[START OF THE RECORDS]

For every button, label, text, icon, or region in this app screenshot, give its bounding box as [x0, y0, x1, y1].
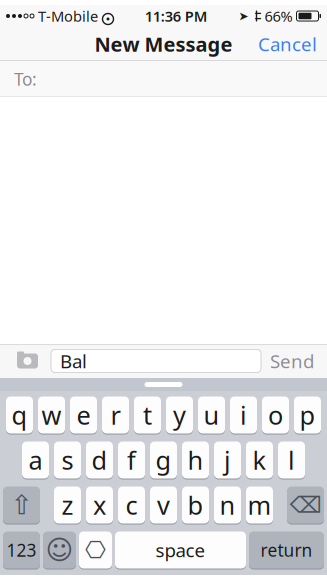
staticText: a — [28, 443, 42, 477]
button[interactable]: Shift — [3, 486, 40, 524]
staticText: y — [173, 398, 186, 432]
button[interactable]: t — [134, 396, 161, 434]
button[interactable]: u — [198, 396, 225, 434]
staticText: t — [143, 398, 152, 432]
button[interactable]: c — [118, 486, 145, 524]
staticText: r — [110, 398, 120, 432]
staticText: ⌫ — [290, 492, 322, 518]
staticText: q — [12, 398, 28, 432]
button[interactable]: r — [102, 396, 129, 434]
staticText: l — [288, 443, 295, 477]
staticText: c — [126, 488, 138, 522]
staticText: k — [252, 443, 266, 477]
button[interactable]: Delete — [287, 486, 324, 524]
button[interactable]: v — [150, 486, 177, 524]
button[interactable]: f — [118, 441, 145, 479]
staticText: ➤ — [238, 9, 248, 23]
button[interactable]: w — [38, 396, 65, 434]
button[interactable]: z — [54, 486, 81, 524]
staticText: v — [157, 488, 170, 522]
staticText: ⎔ — [85, 536, 106, 564]
button[interactable]: k — [246, 441, 273, 479]
button[interactable]: Dictate — [79, 531, 112, 569]
staticText: s — [62, 443, 74, 477]
button[interactable]: b — [182, 486, 209, 524]
staticText: ☺ — [46, 535, 74, 565]
staticText: f — [127, 443, 136, 477]
staticText: 66% — [264, 6, 292, 26]
staticText: w — [42, 398, 62, 432]
staticText: u — [204, 398, 220, 432]
staticText: n — [220, 488, 236, 522]
staticText: ⇧ — [10, 490, 32, 520]
staticText: 11:36 PM — [145, 6, 208, 26]
button[interactable]: j — [214, 441, 241, 479]
staticText: g — [156, 443, 172, 477]
staticText: Cancel — [258, 32, 317, 56]
button[interactable]: return — [249, 531, 324, 569]
button[interactable]: e — [70, 396, 97, 434]
button[interactable]: a — [22, 441, 49, 479]
button[interactable]: space — [115, 531, 246, 569]
button[interactable]: 123 — [3, 531, 40, 569]
staticText: New Message — [94, 31, 232, 57]
button[interactable]: To: — [0, 61, 327, 97]
staticText: space — [156, 538, 206, 562]
button[interactable]: Cancel — [248, 25, 327, 63]
staticText: d — [92, 443, 108, 477]
staticText: h — [188, 443, 204, 477]
button[interactable]: Bal — [51, 350, 261, 372]
staticText: To: — [14, 68, 37, 90]
button[interactable]: p — [294, 396, 321, 434]
staticText: z — [62, 488, 74, 522]
button[interactable]: q — [6, 396, 33, 434]
button[interactable]: l — [278, 441, 305, 479]
button[interactable]: Emoji — [43, 531, 76, 569]
button[interactable]: Take photo or video — [13, 348, 42, 374]
button[interactable]: d — [86, 441, 113, 479]
staticText: i — [240, 398, 247, 432]
button[interactable]: x — [86, 486, 113, 524]
button[interactable]: g — [150, 441, 177, 479]
button[interactable]: n — [214, 486, 241, 524]
button[interactable]: s — [54, 441, 81, 479]
staticText: p — [300, 398, 316, 432]
staticText: Send — [270, 349, 314, 373]
staticText: x — [93, 488, 106, 522]
staticText: T-Mobile — [38, 6, 98, 26]
staticText: b — [188, 488, 204, 522]
button[interactable]: y — [166, 396, 193, 434]
staticText: return — [260, 538, 312, 562]
button[interactable]: Send — [270, 344, 314, 378]
button[interactable]: o — [262, 396, 289, 434]
staticText: Bal — [60, 349, 87, 373]
button[interactable]: i — [230, 396, 257, 434]
button[interactable]: h — [182, 441, 209, 479]
staticText: o — [268, 398, 283, 432]
staticText: 123 — [6, 538, 36, 562]
button[interactable]: m — [246, 486, 273, 524]
staticText: j — [224, 443, 231, 477]
staticText: e — [76, 398, 90, 432]
staticText: m — [248, 488, 272, 522]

[END OF THE RECORDS]

*SHORT TASK*. Reproduce every line of the entries above word for word, leaving out the picture lines.

*THE SOLUTION*.
For every button, label, text, icon, or region in this app screenshot, give its bounding box as [x0, y0, x1, y1].
staticText: a — [28, 443, 42, 477]
button[interactable]: Shift — [3, 486, 40, 524]
staticText: y — [173, 398, 186, 432]
button[interactable]: t — [134, 396, 161, 434]
button[interactable]: u — [198, 396, 225, 434]
staticText: t — [143, 398, 152, 432]
button[interactable]: c — [118, 486, 145, 524]
staticText: r — [110, 398, 120, 432]
staticText: ⌫ — [290, 492, 322, 518]
staticText: q — [12, 398, 28, 432]
button[interactable]: r — [102, 396, 129, 434]
staticText: l — [288, 443, 295, 477]
staticText: c — [126, 488, 138, 522]
staticText: k — [252, 443, 266, 477]
button[interactable]: Delete — [287, 486, 324, 524]
button[interactable]: v — [150, 486, 177, 524]
button[interactable]: f — [118, 441, 145, 479]
staticText: ➤ — [238, 9, 248, 23]
button[interactable]: w — [38, 396, 65, 434]
button[interactable]: z — [54, 486, 81, 524]
staticText: v — [157, 488, 170, 522]
staticText: ⎔ — [85, 536, 106, 564]
button[interactable]: k — [246, 441, 273, 479]
button[interactable]: Dictate — [79, 531, 112, 569]
staticText: s — [62, 443, 74, 477]
button[interactable]: b — [182, 486, 209, 524]
staticText: ☺ — [46, 535, 74, 565]
staticText: f — [127, 443, 136, 477]
staticText: 66% — [264, 6, 292, 26]
staticText: w — [42, 398, 62, 432]
staticText: u — [204, 398, 220, 432]
staticText: n — [220, 488, 236, 522]
staticText: ⇧ — [10, 490, 32, 520]
staticText: 11:36 PM — [145, 6, 208, 26]
button[interactable]: j — [214, 441, 241, 479]
staticText: g — [156, 443, 172, 477]
staticText: Cancel — [258, 32, 317, 56]
button[interactable]: return — [249, 531, 324, 569]
button[interactable]: e — [70, 396, 97, 434]
button[interactable]: a — [22, 441, 49, 479]
button[interactable]: space — [115, 531, 246, 569]
button[interactable]: 123 — [3, 531, 40, 569]
staticText: New Message — [94, 31, 232, 57]
button[interactable]: To: — [0, 61, 327, 97]
staticText: space — [156, 538, 206, 562]
button[interactable]: Cancel — [248, 25, 327, 63]
staticText: d — [92, 443, 108, 477]
staticText: h — [188, 443, 204, 477]
button[interactable]: Bal — [51, 350, 261, 372]
staticText: To: — [14, 68, 37, 90]
button[interactable]: p — [294, 396, 321, 434]
staticText: z — [62, 488, 74, 522]
button[interactable]: q — [6, 396, 33, 434]
button[interactable]: l — [278, 441, 305, 479]
button[interactable]: Emoji — [43, 531, 76, 569]
button[interactable]: Take photo or video — [13, 348, 42, 374]
button[interactable]: d — [86, 441, 113, 479]
staticText: i — [240, 398, 247, 432]
button[interactable]: x — [86, 486, 113, 524]
button[interactable]: g — [150, 441, 177, 479]
button[interactable]: n — [214, 486, 241, 524]
button[interactable]: s — [54, 441, 81, 479]
staticText: p — [300, 398, 316, 432]
staticText: Send — [270, 349, 314, 373]
staticText: x — [93, 488, 106, 522]
staticText: T-Mobile — [38, 6, 98, 26]
staticText: b — [188, 488, 204, 522]
button[interactable]: y — [166, 396, 193, 434]
staticText: return — [260, 538, 312, 562]
button[interactable]: Send — [270, 344, 314, 378]
button[interactable]: o — [262, 396, 289, 434]
staticText: Bal — [60, 349, 87, 373]
button[interactable]: i — [230, 396, 257, 434]
button[interactable]: h — [182, 441, 209, 479]
staticText: o — [268, 398, 283, 432]
staticText: 123 — [6, 538, 36, 562]
button[interactable]: m — [246, 486, 273, 524]
staticText: j — [224, 443, 231, 477]
staticText: e — [76, 398, 90, 432]
staticText: m — [248, 488, 272, 522]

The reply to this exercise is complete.